Records for this exercise:

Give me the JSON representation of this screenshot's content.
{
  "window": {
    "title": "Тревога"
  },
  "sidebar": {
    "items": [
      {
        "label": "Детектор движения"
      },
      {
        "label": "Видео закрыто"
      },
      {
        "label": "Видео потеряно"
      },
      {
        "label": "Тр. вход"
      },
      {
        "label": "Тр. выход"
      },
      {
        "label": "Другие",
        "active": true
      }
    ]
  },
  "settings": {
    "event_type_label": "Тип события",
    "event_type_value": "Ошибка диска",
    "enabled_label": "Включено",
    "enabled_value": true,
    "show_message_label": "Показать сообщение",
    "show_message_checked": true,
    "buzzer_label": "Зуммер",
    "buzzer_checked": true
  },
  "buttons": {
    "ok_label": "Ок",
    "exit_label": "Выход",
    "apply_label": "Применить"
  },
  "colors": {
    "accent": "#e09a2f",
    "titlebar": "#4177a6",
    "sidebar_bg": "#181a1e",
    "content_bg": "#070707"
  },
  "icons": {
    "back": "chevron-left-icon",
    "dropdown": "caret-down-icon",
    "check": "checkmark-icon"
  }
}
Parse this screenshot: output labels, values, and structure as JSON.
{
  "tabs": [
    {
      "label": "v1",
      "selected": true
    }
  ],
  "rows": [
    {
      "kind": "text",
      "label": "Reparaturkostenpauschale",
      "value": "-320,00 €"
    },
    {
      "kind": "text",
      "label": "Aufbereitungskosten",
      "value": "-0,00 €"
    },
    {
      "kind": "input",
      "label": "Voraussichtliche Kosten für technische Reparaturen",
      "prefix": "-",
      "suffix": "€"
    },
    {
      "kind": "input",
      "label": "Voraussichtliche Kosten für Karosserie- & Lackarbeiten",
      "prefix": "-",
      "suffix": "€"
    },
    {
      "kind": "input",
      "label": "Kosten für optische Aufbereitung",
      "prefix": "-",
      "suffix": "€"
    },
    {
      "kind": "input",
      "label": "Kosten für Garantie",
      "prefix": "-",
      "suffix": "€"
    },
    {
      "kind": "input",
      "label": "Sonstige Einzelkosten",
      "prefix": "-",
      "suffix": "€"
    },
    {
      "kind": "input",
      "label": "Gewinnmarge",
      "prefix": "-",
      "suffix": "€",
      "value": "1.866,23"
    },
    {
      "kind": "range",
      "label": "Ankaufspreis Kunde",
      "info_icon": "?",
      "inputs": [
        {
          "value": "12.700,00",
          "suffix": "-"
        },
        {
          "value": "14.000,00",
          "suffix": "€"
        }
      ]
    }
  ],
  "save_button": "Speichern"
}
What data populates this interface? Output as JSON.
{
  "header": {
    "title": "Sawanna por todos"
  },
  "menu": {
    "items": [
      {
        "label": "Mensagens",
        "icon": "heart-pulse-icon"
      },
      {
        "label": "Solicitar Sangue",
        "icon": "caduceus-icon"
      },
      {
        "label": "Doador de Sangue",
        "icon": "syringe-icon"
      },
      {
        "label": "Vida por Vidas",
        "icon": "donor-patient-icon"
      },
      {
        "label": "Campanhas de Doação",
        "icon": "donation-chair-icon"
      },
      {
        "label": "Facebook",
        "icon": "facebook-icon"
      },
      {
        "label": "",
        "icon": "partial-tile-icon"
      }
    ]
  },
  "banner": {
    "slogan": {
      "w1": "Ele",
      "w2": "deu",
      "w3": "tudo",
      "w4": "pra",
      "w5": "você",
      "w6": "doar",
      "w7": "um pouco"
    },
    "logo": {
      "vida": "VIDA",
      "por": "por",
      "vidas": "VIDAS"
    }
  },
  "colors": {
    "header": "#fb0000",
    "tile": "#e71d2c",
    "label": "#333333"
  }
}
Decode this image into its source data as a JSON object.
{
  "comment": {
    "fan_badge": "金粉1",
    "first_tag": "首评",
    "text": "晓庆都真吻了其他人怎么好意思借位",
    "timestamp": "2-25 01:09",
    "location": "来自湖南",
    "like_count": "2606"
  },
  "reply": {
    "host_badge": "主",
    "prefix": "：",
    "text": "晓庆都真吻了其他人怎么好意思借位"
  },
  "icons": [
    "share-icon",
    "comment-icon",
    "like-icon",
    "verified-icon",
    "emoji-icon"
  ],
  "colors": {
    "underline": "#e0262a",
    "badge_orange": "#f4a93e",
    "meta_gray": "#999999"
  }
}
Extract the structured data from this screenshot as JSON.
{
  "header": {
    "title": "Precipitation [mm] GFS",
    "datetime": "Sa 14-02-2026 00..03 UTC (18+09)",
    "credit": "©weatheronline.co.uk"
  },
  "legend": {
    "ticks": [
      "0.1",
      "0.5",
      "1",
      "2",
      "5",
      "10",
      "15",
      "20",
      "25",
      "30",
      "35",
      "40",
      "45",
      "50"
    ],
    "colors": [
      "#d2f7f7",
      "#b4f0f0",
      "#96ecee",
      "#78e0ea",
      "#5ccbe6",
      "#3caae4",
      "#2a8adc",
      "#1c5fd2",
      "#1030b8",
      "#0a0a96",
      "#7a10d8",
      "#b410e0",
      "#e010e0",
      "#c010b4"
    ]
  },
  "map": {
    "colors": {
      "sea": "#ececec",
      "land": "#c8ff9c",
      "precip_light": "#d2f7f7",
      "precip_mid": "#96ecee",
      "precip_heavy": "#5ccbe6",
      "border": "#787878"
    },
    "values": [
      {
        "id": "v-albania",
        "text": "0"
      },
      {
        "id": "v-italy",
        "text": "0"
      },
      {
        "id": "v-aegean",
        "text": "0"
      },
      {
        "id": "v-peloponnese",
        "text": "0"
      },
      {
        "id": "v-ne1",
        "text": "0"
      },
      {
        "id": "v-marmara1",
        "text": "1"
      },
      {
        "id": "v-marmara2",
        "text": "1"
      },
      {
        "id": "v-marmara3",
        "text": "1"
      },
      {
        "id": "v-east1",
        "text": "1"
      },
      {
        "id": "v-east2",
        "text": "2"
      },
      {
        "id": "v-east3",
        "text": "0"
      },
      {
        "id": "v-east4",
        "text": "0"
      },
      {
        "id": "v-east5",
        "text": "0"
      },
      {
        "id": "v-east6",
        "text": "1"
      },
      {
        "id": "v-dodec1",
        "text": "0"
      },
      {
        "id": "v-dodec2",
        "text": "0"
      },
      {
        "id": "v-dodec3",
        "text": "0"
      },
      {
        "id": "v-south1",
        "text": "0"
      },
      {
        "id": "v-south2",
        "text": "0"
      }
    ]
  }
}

Request: Faithfully reproduce all of the records, character for character.

Complete response:
Give me the JSON representation of this screenshot's content.
{
  "window": {
    "title": "Тревога"
  },
  "sidebar": {
    "items": [
      {
        "label": "Детектор движения"
      },
      {
        "label": "Видео закрыто"
      },
      {
        "label": "Видео потеряно"
      },
      {
        "label": "Тр. вход"
      },
      {
        "label": "Тр. выход"
      },
      {
        "label": "Другие",
        "active": true
      }
    ]
  },
  "settings": {
    "event_type_label": "Тип события",
    "event_type_value": "Ошибка диска",
    "enabled_label": "Включено",
    "enabled_value": true,
    "show_message_label": "Показать сообщение",
    "show_message_checked": true,
    "buzzer_label": "Зуммер",
    "buzzer_checked": true
  },
  "buttons": {
    "ok_label": "Ок",
    "exit_label": "Выход",
    "apply_label": "Применить"
  },
  "colors": {
    "accent": "#e09a2f",
    "titlebar": "#4177a6",
    "sidebar_bg": "#181a1e",
    "content_bg": "#070707"
  },
  "icons": {
    "back": "chevron-left-icon",
    "dropdown": "caret-down-icon",
    "check": "checkmark-icon"
  }
}
Parse this screenshot: output labels, values, and structure as JSON.
{
  "tabs": [
    {
      "label": "v1",
      "selected": true
    }
  ],
  "rows": [
    {
      "kind": "text",
      "label": "Reparaturkostenpauschale",
      "value": "-320,00 €"
    },
    {
      "kind": "text",
      "label": "Aufbereitungskosten",
      "value": "-0,00 €"
    },
    {
      "kind": "input",
      "label": "Voraussichtliche Kosten für technische Reparaturen",
      "prefix": "-",
      "suffix": "€"
    },
    {
      "kind": "input",
      "label": "Voraussichtliche Kosten für Karosserie- & Lackarbeiten",
      "prefix": "-",
      "suffix": "€"
    },
    {
      "kind": "input",
      "label": "Kosten für optische Aufbereitung",
      "prefix": "-",
      "suffix": "€"
    },
    {
      "kind": "input",
      "label": "Kosten für Garantie",
      "prefix": "-",
      "suffix": "€"
    },
    {
      "kind": "input",
      "label": "Sonstige Einzelkosten",
      "prefix": "-",
      "suffix": "€"
    },
    {
      "kind": "input",
      "label": "Gewinnmarge",
      "prefix": "-",
      "suffix": "€",
      "value": "1.866,23"
    },
    {
      "kind": "range",
      "label": "Ankaufspreis Kunde",
      "info_icon": "?",
      "inputs": [
        {
          "value": "12.700,00",
          "suffix": "-"
        },
        {
          "value": "14.000,00",
          "suffix": "€"
        }
      ]
    }
  ],
  "save_button": "Speichern"
}
What data populates this interface? Output as JSON.
{
  "header": {
    "title": "Sawanna por todos"
  },
  "menu": {
    "items": [
      {
        "label": "Mensagens",
        "icon": "heart-pulse-icon"
      },
      {
        "label": "Solicitar Sangue",
        "icon": "caduceus-icon"
      },
      {
        "label": "Doador de Sangue",
        "icon": "syringe-icon"
      },
      {
        "label": "Vida por Vidas",
        "icon": "donor-patient-icon"
      },
      {
        "label": "Campanhas de Doação",
        "icon": "donation-chair-icon"
      },
      {
        "label": "Facebook",
        "icon": "facebook-icon"
      },
      {
        "label": "",
        "icon": "partial-tile-icon"
      }
    ]
  },
  "banner": {
    "slogan": {
      "w1": "Ele",
      "w2": "deu",
      "w3": "tudo",
      "w4": "pra",
      "w5": "você",
      "w6": "doar",
      "w7": "um pouco"
    },
    "logo": {
      "vida": "VIDA",
      "por": "por",
      "vidas": "VIDAS"
    }
  },
  "colors": {
    "header": "#fb0000",
    "tile": "#e71d2c",
    "label": "#333333"
  }
}
Decode this image into its source data as a JSON object.
{
  "comment": {
    "fan_badge": "金粉1",
    "first_tag": "首评",
    "text": "晓庆都真吻了其他人怎么好意思借位",
    "timestamp": "2-25 01:09",
    "location": "来自湖南",
    "like_count": "2606"
  },
  "reply": {
    "host_badge": "主",
    "prefix": "：",
    "text": "晓庆都真吻了其他人怎么好意思借位"
  },
  "icons": [
    "share-icon",
    "comment-icon",
    "like-icon",
    "verified-icon",
    "emoji-icon"
  ],
  "colors": {
    "underline": "#e0262a",
    "badge_orange": "#f4a93e",
    "meta_gray": "#999999"
  }
}
Extract the structured data from this screenshot as JSON.
{
  "header": {
    "title": "Precipitation [mm] GFS",
    "datetime": "Sa 14-02-2026 00..03 UTC (18+09)",
    "credit": "©weatheronline.co.uk"
  },
  "legend": {
    "ticks": [
      "0.1",
      "0.5",
      "1",
      "2",
      "5",
      "10",
      "15",
      "20",
      "25",
      "30",
      "35",
      "40",
      "45",
      "50"
    ],
    "colors": [
      "#d2f7f7",
      "#b4f0f0",
      "#96ecee",
      "#78e0ea",
      "#5ccbe6",
      "#3caae4",
      "#2a8adc",
      "#1c5fd2",
      "#1030b8",
      "#0a0a96",
      "#7a10d8",
      "#b410e0",
      "#e010e0",
      "#c010b4"
    ]
  },
  "map": {
    "colors": {
      "sea": "#ececec",
      "land": "#c8ff9c",
      "precip_light": "#d2f7f7",
      "precip_mid": "#96ecee",
      "precip_heavy": "#5ccbe6",
      "border": "#787878"
    },
    "values": [
      {
        "id": "v-albania",
        "text": "0"
      },
      {
        "id": "v-italy",
        "text": "0"
      },
      {
        "id": "v-aegean",
        "text": "0"
      },
      {
        "id": "v-peloponnese",
        "text": "0"
      },
      {
        "id": "v-ne1",
        "text": "0"
      },
      {
        "id": "v-marmara1",
        "text": "1"
      },
      {
        "id": "v-marmara2",
        "text": "1"
      },
      {
        "id": "v-marmara3",
        "text": "1"
      },
      {
        "id": "v-east1",
        "text": "1"
      },
      {
        "id": "v-east2",
        "text": "2"
      },
      {
        "id": "v-east3",
        "text": "0"
      },
      {
        "id": "v-east4",
        "text": "0"
      },
      {
        "id": "v-east5",
        "text": "0"
      },
      {
        "id": "v-east6",
        "text": "1"
      },
      {
        "id": "v-dodec1",
        "text": "0"
      },
      {
        "id": "v-dodec2",
        "text": "0"
      },
      {
        "id": "v-dodec3",
        "text": "0"
      },
      {
        "id": "v-south1",
        "text": "0"
      },
      {
        "id": "v-south2",
        "text": "0"
      }
    ]
  }
}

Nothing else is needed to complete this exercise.